■ Data records ■
* BEGIN *

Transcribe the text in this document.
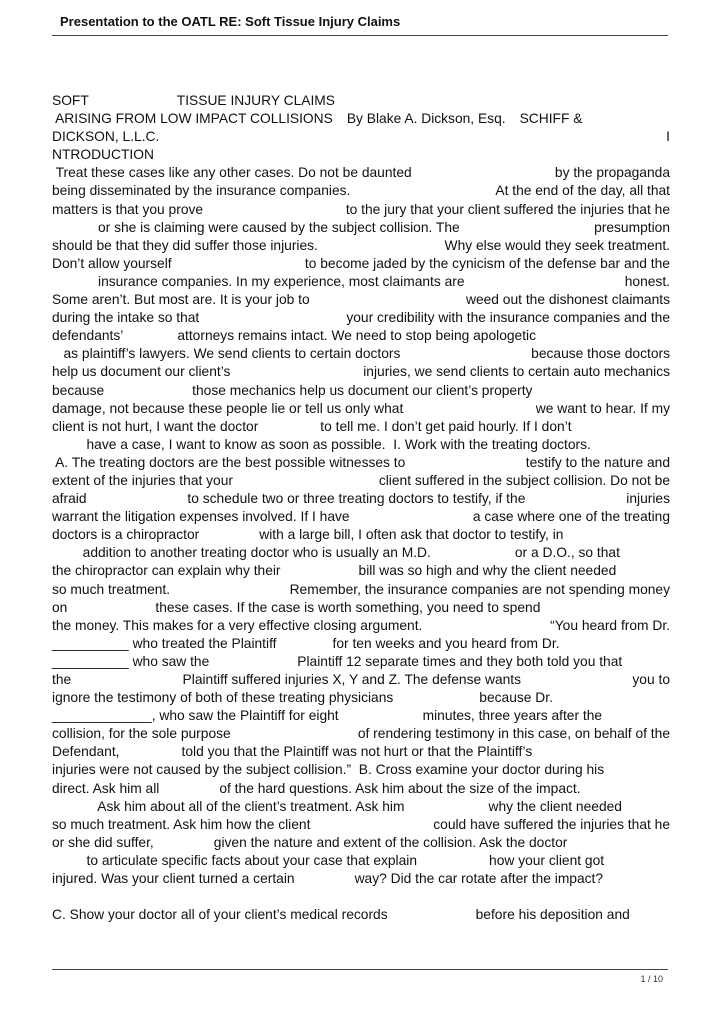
Presentation to the OATL RE: Soft Tissue Injury Claims
SOFT	TISSUE INJURY CLAIMS
ARISING FROM LOW IMPACT COLLISIONS By Blake A. Dickson, Esq. SCHIFF &
DICKSON, L.L.C.	I
NTRODUCTION
Treat these cases like any other cases. Do not be daunted	by the propaganda
being disseminated by the insurance companies.	At the end of the day, all that
matters is that you prove	to the jury that your client suffered the injuries that he
or she is claiming were caused by the subject collision. The	presumption
should be that they did suffer those injuries.	Why else would they seek treatment.
Don’t allow yourself	to become jaded by the cynicism of the defense bar and the
insurance companies. In my experience, most claimants are	honest.
Some aren’t. But most are. It is your job to	weed out the dishonest claimants
during the intake so that	your credibility with the insurance companies and the
defendants’	attorneys remains intact. We need to stop being apologetic
as plaintiff’s lawyers. We send clients to certain doctors	because those doctors
help us document our client’s	injuries, we send clients to certain auto mechanics
because	those mechanics help us document our client’s property
damage, not because these people lie or tell us only what	we want to hear. If my
client is not hurt, I want the doctor	to tell me. I don’t get paid hourly. If I don’t
have a case, I want to know as soon as possible.  I. Work with the treating doctors.
A. The treating doctors are the best possible witnesses to	testify to the nature and
extent of the injuries that your	client suffered in the subject collision. Do not be
afraid	to schedule two or three treating doctors to testify, if the	injuries
warrant the litigation expenses involved. If I have	a case where one of the treating
doctors is a chiropractor	with a large bill, I often ask that doctor to testify, in
addition to another treating doctor who is usually an M.D.	or a D.O., so that
the chiropractor can explain why their	bill was so high and why the client needed
so much treatment.	Remember, the insurance companies are not spending money
on	these cases. If the case is worth something, you need to spend
the money. This makes for a very effective closing argument.	“You heard from Dr.
__________ who treated the Plaintiff	for ten weeks and you heard from Dr.
__________ who saw the	Plaintiff 12 separate times and they both told you that
the	Plaintiff suffered injuries X, Y and Z. The defense wants	you to
ignore the testimony of both of these treating physicians	because Dr.
_____________, who saw the Plaintiff for eight	minutes, three years after the
collision, for the sole purpose	of rendering testimony in this case, on behalf of the
Defendant,	told you that the Plaintiff was not hurt or that the Plaintiff’s
injuries were not caused by the subject collision.”  B. Cross examine your doctor during his
direct. Ask him all	of the hard questions. Ask him about the size of the impact.
Ask him about all of the client’s treatment. Ask him	why the client needed
so much treatment. Ask him how the client	could have suffered the injuries that he
or she did suffer,	given the nature and extent of the collision. Ask the doctor
to articulate specific facts about your case that explain	how your client got
injured. Was your client turned a certain	way? Did the car rotate after the impact?
C. Show your doctor all of your client’s medical records	before his deposition and
1 / 10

* END *

■ WHAT THE TASK ASKS ■
Write out the whole listing exactly, and drop the pictures.

■ WORKED SOLUTION ■
Transcribe the text in this document.
Presentation to the OATL RE: Soft Tissue Injury Claims
SOFT	TISSUE INJURY CLAIMS
ARISING FROM LOW IMPACT COLLISIONS By Blake A. Dickson, Esq. SCHIFF &
DICKSON, L.L.C.	I
NTRODUCTION
Treat these cases like any other cases. Do not be daunted	by the propaganda
being disseminated by the insurance companies.	At the end of the day, all that
matters is that you prove	to the jury that your client suffered the injuries that he
or she is claiming were caused by the subject collision. The	presumption
should be that they did suffer those injuries.	Why else would they seek treatment.
Don’t allow yourself	to become jaded by the cynicism of the defense bar and the
insurance companies. In my experience, most claimants are	honest.
Some aren’t. But most are. It is your job to	weed out the dishonest claimants
during the intake so that	your credibility with the insurance companies and the
defendants’	attorneys remains intact. We need to stop being apologetic
as plaintiff’s lawyers. We send clients to certain doctors	because those doctors
help us document our client’s	injuries, we send clients to certain auto mechanics
because	those mechanics help us document our client’s property
damage, not because these people lie or tell us only what	we want to hear. If my
client is not hurt, I want the doctor	to tell me. I don’t get paid hourly. If I don’t
have a case, I want to know as soon as possible.  I. Work with the treating doctors.
A. The treating doctors are the best possible witnesses to	testify to the nature and
extent of the injuries that your	client suffered in the subject collision. Do not be
afraid	to schedule two or three treating doctors to testify, if the	injuries
warrant the litigation expenses involved. If I have	a case where one of the treating
doctors is a chiropractor	with a large bill, I often ask that doctor to testify, in
addition to another treating doctor who is usually an M.D.	or a D.O., so that
the chiropractor can explain why their	bill was so high and why the client needed
so much treatment.	Remember, the insurance companies are not spending money
on	these cases. If the case is worth something, you need to spend
the money. This makes for a very effective closing argument.	“You heard from Dr.
__________ who treated the Plaintiff	for ten weeks and you heard from Dr.
__________ who saw the	Plaintiff 12 separate times and they both told you that
the	Plaintiff suffered injuries X, Y and Z. The defense wants	you to
ignore the testimony of both of these treating physicians	because Dr.
_____________, who saw the Plaintiff for eight	minutes, three years after the
collision, for the sole purpose	of rendering testimony in this case, on behalf of the
Defendant,	told you that the Plaintiff was not hurt or that the Plaintiff’s
injuries were not caused by the subject collision.”  B. Cross examine your doctor during his
direct. Ask him all	of the hard questions. Ask him about the size of the impact.
Ask him about all of the client’s treatment. Ask him	why the client needed
so much treatment. Ask him how the client	could have suffered the injuries that he
or she did suffer,	given the nature and extent of the collision. Ask the doctor
to articulate specific facts about your case that explain	how your client got
injured. Was your client turned a certain	way? Did the car rotate after the impact?
C. Show your doctor all of your client’s medical records	before his deposition and
1 / 10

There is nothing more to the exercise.